Each line containing the word "name" needs to be copied.

|---|

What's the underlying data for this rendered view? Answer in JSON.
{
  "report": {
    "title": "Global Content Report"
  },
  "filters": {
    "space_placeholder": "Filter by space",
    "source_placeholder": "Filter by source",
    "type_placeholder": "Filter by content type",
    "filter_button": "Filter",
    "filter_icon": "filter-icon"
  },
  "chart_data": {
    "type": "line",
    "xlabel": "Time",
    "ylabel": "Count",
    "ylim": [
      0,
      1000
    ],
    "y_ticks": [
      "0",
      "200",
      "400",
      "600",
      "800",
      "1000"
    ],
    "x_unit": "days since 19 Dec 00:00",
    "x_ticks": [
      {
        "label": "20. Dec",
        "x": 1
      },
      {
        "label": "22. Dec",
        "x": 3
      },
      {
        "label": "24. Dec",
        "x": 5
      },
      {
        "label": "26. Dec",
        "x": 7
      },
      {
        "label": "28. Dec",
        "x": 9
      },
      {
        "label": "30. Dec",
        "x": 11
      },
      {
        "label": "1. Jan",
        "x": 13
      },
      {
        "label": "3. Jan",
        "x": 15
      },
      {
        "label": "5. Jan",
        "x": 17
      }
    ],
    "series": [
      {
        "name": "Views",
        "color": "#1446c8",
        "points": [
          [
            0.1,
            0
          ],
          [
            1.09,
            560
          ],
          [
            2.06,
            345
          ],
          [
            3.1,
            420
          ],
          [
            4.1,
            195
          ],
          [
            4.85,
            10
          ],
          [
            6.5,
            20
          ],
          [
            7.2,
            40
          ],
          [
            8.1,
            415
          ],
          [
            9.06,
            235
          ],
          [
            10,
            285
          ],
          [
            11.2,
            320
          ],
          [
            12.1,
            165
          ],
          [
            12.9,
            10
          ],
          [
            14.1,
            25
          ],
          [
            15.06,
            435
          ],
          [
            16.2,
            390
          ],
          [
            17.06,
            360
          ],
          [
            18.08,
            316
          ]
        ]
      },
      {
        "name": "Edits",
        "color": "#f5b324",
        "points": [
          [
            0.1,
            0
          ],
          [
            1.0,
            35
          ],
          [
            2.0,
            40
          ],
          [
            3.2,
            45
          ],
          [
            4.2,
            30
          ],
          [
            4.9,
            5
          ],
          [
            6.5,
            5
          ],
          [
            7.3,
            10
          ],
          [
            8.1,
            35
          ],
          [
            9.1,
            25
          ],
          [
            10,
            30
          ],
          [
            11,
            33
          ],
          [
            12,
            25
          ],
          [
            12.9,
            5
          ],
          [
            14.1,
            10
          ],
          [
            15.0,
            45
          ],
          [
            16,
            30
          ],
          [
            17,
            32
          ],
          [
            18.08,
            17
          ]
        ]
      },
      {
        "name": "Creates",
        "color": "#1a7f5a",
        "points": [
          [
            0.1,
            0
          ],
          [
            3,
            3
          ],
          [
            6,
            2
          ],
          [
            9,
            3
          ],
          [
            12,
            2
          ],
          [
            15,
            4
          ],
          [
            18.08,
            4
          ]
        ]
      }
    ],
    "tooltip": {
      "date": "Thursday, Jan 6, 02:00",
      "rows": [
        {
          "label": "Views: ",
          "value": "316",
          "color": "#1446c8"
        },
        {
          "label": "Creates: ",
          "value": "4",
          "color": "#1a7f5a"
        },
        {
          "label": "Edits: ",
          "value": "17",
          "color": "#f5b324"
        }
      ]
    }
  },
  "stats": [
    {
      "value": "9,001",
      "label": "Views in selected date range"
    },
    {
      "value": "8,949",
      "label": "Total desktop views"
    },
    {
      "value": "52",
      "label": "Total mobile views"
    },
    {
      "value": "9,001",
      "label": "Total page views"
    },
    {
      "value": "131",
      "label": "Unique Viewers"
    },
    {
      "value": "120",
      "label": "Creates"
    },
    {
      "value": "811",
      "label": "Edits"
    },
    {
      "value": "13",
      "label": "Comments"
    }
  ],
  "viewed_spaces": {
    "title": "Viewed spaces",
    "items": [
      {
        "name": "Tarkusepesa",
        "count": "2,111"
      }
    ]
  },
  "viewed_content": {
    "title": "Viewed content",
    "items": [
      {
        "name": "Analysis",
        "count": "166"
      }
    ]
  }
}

|---|

WRITTEN SOLUTION:
        "name": "Views",
        "name": "Edits",
        "name": "Creates",
        "name": "Tarkusepesa",
        "name": "Analysis",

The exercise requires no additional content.